**** Input
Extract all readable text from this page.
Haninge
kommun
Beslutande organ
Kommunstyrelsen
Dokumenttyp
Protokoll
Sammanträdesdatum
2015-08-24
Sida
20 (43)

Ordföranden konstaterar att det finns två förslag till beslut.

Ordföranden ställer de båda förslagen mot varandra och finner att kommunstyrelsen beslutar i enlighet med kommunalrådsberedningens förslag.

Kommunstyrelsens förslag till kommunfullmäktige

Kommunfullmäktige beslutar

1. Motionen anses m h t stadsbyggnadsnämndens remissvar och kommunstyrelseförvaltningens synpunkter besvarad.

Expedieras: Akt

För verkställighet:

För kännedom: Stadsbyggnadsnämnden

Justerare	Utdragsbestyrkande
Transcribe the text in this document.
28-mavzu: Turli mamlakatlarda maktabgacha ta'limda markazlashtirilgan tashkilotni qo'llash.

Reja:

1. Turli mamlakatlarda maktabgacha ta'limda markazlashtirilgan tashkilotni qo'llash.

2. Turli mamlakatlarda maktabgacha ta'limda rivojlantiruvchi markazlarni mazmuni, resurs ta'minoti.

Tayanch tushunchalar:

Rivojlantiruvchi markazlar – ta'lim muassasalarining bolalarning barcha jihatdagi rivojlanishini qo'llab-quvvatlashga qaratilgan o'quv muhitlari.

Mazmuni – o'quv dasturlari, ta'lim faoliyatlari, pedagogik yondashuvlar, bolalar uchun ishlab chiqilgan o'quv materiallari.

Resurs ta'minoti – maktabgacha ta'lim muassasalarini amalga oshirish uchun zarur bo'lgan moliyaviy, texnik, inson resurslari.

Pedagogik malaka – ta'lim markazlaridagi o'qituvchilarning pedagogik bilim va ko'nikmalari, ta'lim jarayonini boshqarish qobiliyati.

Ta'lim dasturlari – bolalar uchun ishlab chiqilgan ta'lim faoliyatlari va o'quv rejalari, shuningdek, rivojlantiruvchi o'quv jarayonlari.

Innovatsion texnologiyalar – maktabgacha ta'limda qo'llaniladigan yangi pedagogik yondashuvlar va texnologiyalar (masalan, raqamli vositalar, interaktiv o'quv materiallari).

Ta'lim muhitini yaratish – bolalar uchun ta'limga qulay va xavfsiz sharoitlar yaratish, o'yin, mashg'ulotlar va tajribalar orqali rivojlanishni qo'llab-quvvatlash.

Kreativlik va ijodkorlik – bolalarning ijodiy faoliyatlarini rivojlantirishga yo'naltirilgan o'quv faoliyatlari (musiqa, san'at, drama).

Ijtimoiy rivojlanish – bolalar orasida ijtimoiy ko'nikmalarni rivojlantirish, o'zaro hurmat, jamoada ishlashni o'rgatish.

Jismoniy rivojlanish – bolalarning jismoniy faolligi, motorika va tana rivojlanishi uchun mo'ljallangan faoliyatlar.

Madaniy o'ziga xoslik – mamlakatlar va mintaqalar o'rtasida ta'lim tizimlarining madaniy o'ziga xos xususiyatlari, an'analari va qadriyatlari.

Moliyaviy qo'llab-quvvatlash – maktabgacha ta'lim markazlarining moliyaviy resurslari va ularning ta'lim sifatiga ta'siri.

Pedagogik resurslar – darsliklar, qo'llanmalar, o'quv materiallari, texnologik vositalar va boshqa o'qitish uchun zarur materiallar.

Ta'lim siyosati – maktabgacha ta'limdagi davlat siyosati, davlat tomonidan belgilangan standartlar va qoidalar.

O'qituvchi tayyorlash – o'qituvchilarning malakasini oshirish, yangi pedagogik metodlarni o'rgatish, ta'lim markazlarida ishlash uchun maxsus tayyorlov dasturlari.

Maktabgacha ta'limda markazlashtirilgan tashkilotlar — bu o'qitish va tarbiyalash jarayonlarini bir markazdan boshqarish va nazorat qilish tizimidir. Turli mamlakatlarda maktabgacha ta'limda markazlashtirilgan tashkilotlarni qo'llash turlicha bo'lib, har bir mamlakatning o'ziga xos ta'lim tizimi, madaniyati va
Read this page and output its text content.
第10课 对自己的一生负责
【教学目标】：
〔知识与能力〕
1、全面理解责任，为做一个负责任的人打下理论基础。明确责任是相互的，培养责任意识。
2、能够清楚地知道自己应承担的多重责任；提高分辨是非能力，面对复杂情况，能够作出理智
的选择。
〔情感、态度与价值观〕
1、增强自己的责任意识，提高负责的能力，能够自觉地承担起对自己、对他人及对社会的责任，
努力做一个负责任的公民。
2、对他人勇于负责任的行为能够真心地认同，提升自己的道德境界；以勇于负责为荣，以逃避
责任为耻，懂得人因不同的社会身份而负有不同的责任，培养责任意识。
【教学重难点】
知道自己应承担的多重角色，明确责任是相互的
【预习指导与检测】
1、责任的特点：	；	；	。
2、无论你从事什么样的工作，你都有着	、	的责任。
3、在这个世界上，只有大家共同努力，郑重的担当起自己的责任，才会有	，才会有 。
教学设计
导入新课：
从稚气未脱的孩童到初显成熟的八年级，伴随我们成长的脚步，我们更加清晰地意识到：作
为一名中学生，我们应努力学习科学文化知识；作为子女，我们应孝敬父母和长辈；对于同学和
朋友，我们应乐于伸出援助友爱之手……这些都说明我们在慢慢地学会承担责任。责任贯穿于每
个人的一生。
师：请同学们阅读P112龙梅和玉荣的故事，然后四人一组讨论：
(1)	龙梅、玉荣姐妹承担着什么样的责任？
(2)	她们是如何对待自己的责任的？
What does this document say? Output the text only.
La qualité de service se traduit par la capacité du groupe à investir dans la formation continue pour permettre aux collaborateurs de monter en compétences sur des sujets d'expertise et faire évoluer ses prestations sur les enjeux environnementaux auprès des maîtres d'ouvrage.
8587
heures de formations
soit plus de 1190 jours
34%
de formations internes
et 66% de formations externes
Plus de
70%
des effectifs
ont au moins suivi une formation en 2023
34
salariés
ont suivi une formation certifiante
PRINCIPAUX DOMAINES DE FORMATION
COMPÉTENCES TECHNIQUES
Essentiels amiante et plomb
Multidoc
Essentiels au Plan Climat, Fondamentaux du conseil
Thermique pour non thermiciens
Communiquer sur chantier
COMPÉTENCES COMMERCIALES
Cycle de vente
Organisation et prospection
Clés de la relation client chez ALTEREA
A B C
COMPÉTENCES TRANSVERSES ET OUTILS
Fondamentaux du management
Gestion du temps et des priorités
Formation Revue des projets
********
• **What the task requires**
Without changing a word, restate the whole listing.

• **Correct output**
Extract all readable text from this page.
Haninge
kommun
Beslutande organ
Kommunstyrelsen
Dokumenttyp
Protokoll
Sammanträdesdatum
2015-08-24
Sida
20 (43)

Ordföranden konstaterar att det finns två förslag till beslut.

Ordföranden ställer de båda förslagen mot varandra och finner att kommunstyrelsen beslutar i enlighet med kommunalrådsberedningens förslag.

Kommunstyrelsens förslag till kommunfullmäktige

Kommunfullmäktige beslutar

1. Motionen anses m h t stadsbyggnadsnämndens remissvar och kommunstyrelseförvaltningens synpunkter besvarad.

Expedieras: Akt

För verkställighet:

För kännedom: Stadsbyggnadsnämnden

Justerare	Utdragsbestyrkande
Transcribe the text in this document.
28-mavzu: Turli mamlakatlarda maktabgacha ta'limda markazlashtirilgan tashkilotni qo'llash.

Reja:

1. Turli mamlakatlarda maktabgacha ta'limda markazlashtirilgan tashkilotni qo'llash.

2. Turli mamlakatlarda maktabgacha ta'limda rivojlantiruvchi markazlarni mazmuni, resurs ta'minoti.

Tayanch tushunchalar:

Rivojlantiruvchi markazlar – ta'lim muassasalarining bolalarning barcha jihatdagi rivojlanishini qo'llab-quvvatlashga qaratilgan o'quv muhitlari.

Mazmuni – o'quv dasturlari, ta'lim faoliyatlari, pedagogik yondashuvlar, bolalar uchun ishlab chiqilgan o'quv materiallari.

Resurs ta'minoti – maktabgacha ta'lim muassasalarini amalga oshirish uchun zarur bo'lgan moliyaviy, texnik, inson resurslari.

Pedagogik malaka – ta'lim markazlaridagi o'qituvchilarning pedagogik bilim va ko'nikmalari, ta'lim jarayonini boshqarish qobiliyati.

Ta'lim dasturlari – bolalar uchun ishlab chiqilgan ta'lim faoliyatlari va o'quv rejalari, shuningdek, rivojlantiruvchi o'quv jarayonlari.

Innovatsion texnologiyalar – maktabgacha ta'limda qo'llaniladigan yangi pedagogik yondashuvlar va texnologiyalar (masalan, raqamli vositalar, interaktiv o'quv materiallari).

Ta'lim muhitini yaratish – bolalar uchun ta'limga qulay va xavfsiz sharoitlar yaratish, o'yin, mashg'ulotlar va tajribalar orqali rivojlanishni qo'llab-quvvatlash.

Kreativlik va ijodkorlik – bolalarning ijodiy faoliyatlarini rivojlantirishga yo'naltirilgan o'quv faoliyatlari (musiqa, san'at, drama).

Ijtimoiy rivojlanish – bolalar orasida ijtimoiy ko'nikmalarni rivojlantirish, o'zaro hurmat, jamoada ishlashni o'rgatish.

Jismoniy rivojlanish – bolalarning jismoniy faolligi, motorika va tana rivojlanishi uchun mo'ljallangan faoliyatlar.

Madaniy o'ziga xoslik – mamlakatlar va mintaqalar o'rtasida ta'lim tizimlarining madaniy o'ziga xos xususiyatlari, an'analari va qadriyatlari.

Moliyaviy qo'llab-quvvatlash – maktabgacha ta'lim markazlarining moliyaviy resurslari va ularning ta'lim sifatiga ta'siri.

Pedagogik resurslar – darsliklar, qo'llanmalar, o'quv materiallari, texnologik vositalar va boshqa o'qitish uchun zarur materiallar.

Ta'lim siyosati – maktabgacha ta'limdagi davlat siyosati, davlat tomonidan belgilangan standartlar va qoidalar.

O'qituvchi tayyorlash – o'qituvchilarning malakasini oshirish, yangi pedagogik metodlarni o'rgatish, ta'lim markazlarida ishlash uchun maxsus tayyorlov dasturlari.

Maktabgacha ta'limda markazlashtirilgan tashkilotlar — bu o'qitish va tarbiyalash jarayonlarini bir markazdan boshqarish va nazorat qilish tizimidir. Turli mamlakatlarda maktabgacha ta'limda markazlashtirilgan tashkilotlarni qo'llash turlicha bo'lib, har bir mamlakatning o'ziga xos ta'lim tizimi, madaniyati va
Read this page and output its text content.
第10课 对自己的一生负责
【教学目标】：
〔知识与能力〕
1、全面理解责任，为做一个负责任的人打下理论基础。明确责任是相互的，培养责任意识。
2、能够清楚地知道自己应承担的多重责任；提高分辨是非能力，面对复杂情况，能够作出理智
的选择。
〔情感、态度与价值观〕
1、增强自己的责任意识，提高负责的能力，能够自觉地承担起对自己、对他人及对社会的责任，
努力做一个负责任的公民。
2、对他人勇于负责任的行为能够真心地认同，提升自己的道德境界；以勇于负责为荣，以逃避
责任为耻，懂得人因不同的社会身份而负有不同的责任，培养责任意识。
【教学重难点】
知道自己应承担的多重角色，明确责任是相互的
【预习指导与检测】
1、责任的特点：	；	；	。
2、无论你从事什么样的工作，你都有着	、	的责任。
3、在这个世界上，只有大家共同努力，郑重的担当起自己的责任，才会有	，才会有 。
教学设计
导入新课：
从稚气未脱的孩童到初显成熟的八年级，伴随我们成长的脚步，我们更加清晰地意识到：作
为一名中学生，我们应努力学习科学文化知识；作为子女，我们应孝敬父母和长辈；对于同学和
朋友，我们应乐于伸出援助友爱之手……这些都说明我们在慢慢地学会承担责任。责任贯穿于每
个人的一生。
师：请同学们阅读P112龙梅和玉荣的故事，然后四人一组讨论：
(1)	龙梅、玉荣姐妹承担着什么样的责任？
(2)	她们是如何对待自己的责任的？
What does this document say? Output the text only.
La qualité de service se traduit par la capacité du groupe à investir dans la formation continue pour permettre aux collaborateurs de monter en compétences sur des sujets d'expertise et faire évoluer ses prestations sur les enjeux environnementaux auprès des maîtres d'ouvrage.
8587
heures de formations
soit plus de 1190 jours
34%
de formations internes
et 66% de formations externes
Plus de
70%
des effectifs
ont au moins suivi une formation en 2023
34
salariés
ont suivi une formation certifiante
PRINCIPAUX DOMAINES DE FORMATION
COMPÉTENCES TECHNIQUES
Essentiels amiante et plomb
Multidoc
Essentiels au Plan Climat, Fondamentaux du conseil
Thermique pour non thermiciens
Communiquer sur chantier
COMPÉTENCES COMMERCIALES
Cycle de vente
Organisation et prospection
Clés de la relation client chez ALTEREA
A B C
COMPÉTENCES TRANSVERSES ET OUTILS
Fondamentaux du management
Gestion du temps et des priorités
Formation Revue des projets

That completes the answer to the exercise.